----- Exercise materials

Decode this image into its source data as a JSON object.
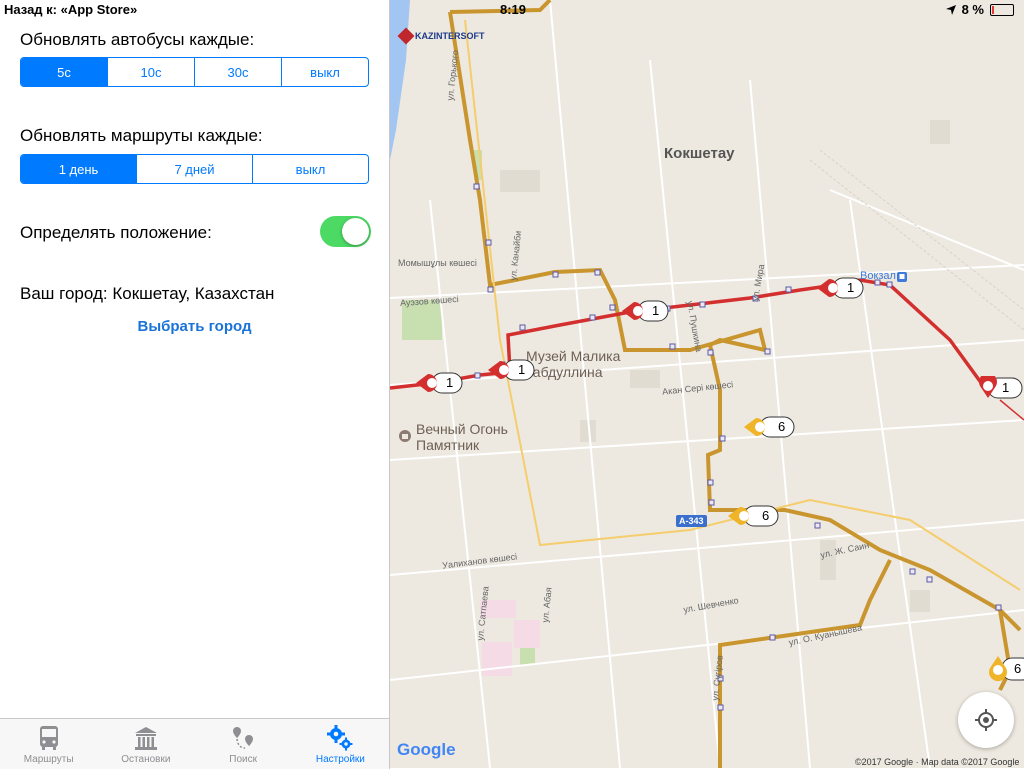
{
  "status": {
    "back_label": "Назад к: «App Store»",
    "time": "8:19",
    "battery": "8 %"
  },
  "settings": {
    "bus_refresh": {
      "label": "Обновлять автобусы каждые:",
      "options": [
        "5с",
        "10с",
        "30с",
        "выкл"
      ],
      "selected": "5с"
    },
    "route_refresh": {
      "label": "Обновлять маршруты каждые:",
      "options": [
        "1 день",
        "7 дней",
        "выкл"
      ],
      "selected": "1 день"
    },
    "location": {
      "label": "Определять положение:",
      "enabled": true
    },
    "city": {
      "label": "Ваш город: Кокшетау, Казахстан",
      "choose_label": "Выбрать город"
    }
  },
  "tabs": [
    {
      "label": "Маршруты",
      "icon": "bus-icon",
      "active": false
    },
    {
      "label": "Остановки",
      "icon": "bus-stop-icon",
      "active": false
    },
    {
      "label": "Поиск",
      "icon": "route-search-icon",
      "active": false
    },
    {
      "label": "Настройки",
      "icon": "gears-icon",
      "active": true
    }
  ],
  "map": {
    "city_label": "Кокшетау",
    "logo_text": "KAZINTERSOFT",
    "poi": [
      "Музей Малика",
      "Габдуллина",
      "Вечный Огонь",
      "Памятник",
      "Вокзал"
    ],
    "streets": [
      "ул. Горького",
      "ул. Канайби",
      "Ауэзов көшесі",
      "ул. Пушкина",
      "ул. Мира",
      "Акан Сері көшесі",
      "Уалиханов көшесі",
      "ул. Сатпаева",
      "ул. Шевченко",
      "ул. Абая",
      "ул. Ж. Саин",
      "ул. О. Куанышева",
      "Момышұлы көшесі",
      "ул. Сүгіров"
    ],
    "road_badge": "A-343",
    "bus_markers": [
      {
        "route": "1",
        "color": "#e53935"
      },
      {
        "route": "1",
        "color": "#e53935"
      },
      {
        "route": "1",
        "color": "#e53935"
      },
      {
        "route": "1",
        "color": "#e53935"
      },
      {
        "route": "1",
        "color": "#e53935"
      },
      {
        "route": "6",
        "color": "#f0b429"
      },
      {
        "route": "6",
        "color": "#f0b429"
      },
      {
        "route": "6",
        "color": "#f0b429"
      }
    ],
    "google_logo": "Google",
    "copyright": "©2017 Google · Map data ©2017 Google"
  },
  "colors": {
    "accent": "#007aff",
    "toggle_on": "#4cd964",
    "route_1": "#d32f2f",
    "route_6": "#c8962e"
  }
}
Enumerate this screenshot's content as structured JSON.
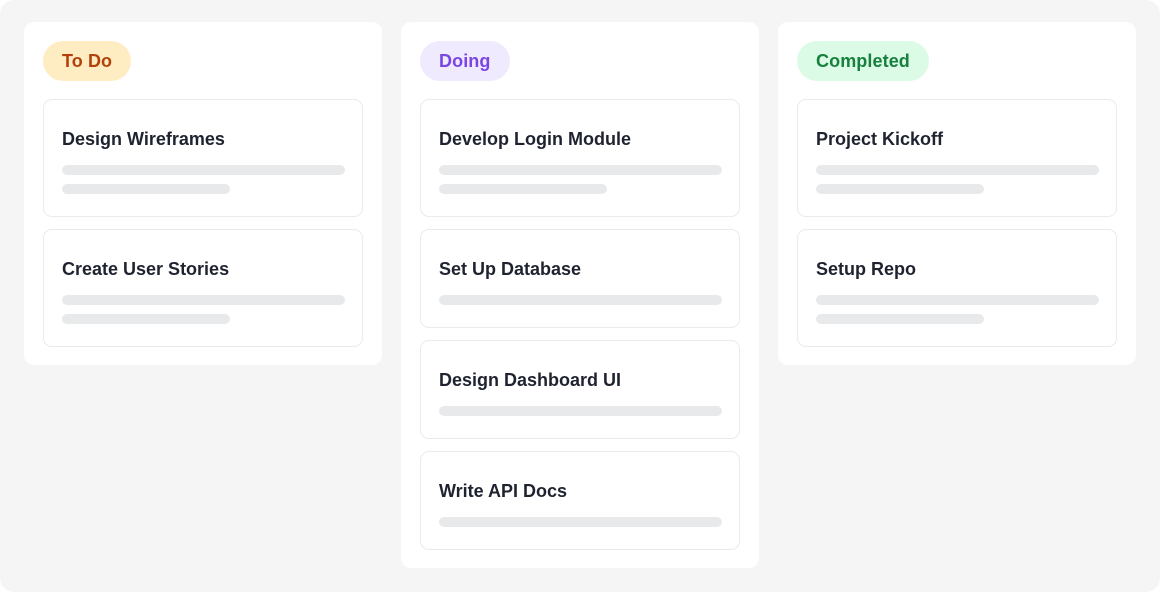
{
  "columns": [
    {
      "status": "To Do",
      "badge_bg": "#feedc2",
      "badge_color": "#b4410b",
      "cards": [
        {
          "title": "Design Wireframes",
          "placeholder_lines": 2
        },
        {
          "title": "Create User Stories",
          "placeholder_lines": 2
        }
      ]
    },
    {
      "status": "Doing",
      "badge_bg": "#efeafd",
      "badge_color": "#7a45e4",
      "cards": [
        {
          "title": "Develop Login Module",
          "placeholder_lines": 2
        },
        {
          "title": "Set Up Database",
          "placeholder_lines": 1
        },
        {
          "title": "Design Dashboard UI",
          "placeholder_lines": 1
        },
        {
          "title": "Write API Docs",
          "placeholder_lines": 1
        }
      ]
    },
    {
      "status": "Completed",
      "badge_bg": "#dcfbe7",
      "badge_color": "#16803c",
      "cards": [
        {
          "title": "Project Kickoff",
          "placeholder_lines": 2
        },
        {
          "title": "Setup Repo",
          "placeholder_lines": 2
        }
      ]
    }
  ]
}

----------

§ Goal of the exercise:
How many lines in the records above hold the word "icon"? Give only the number.

§ Output below:
4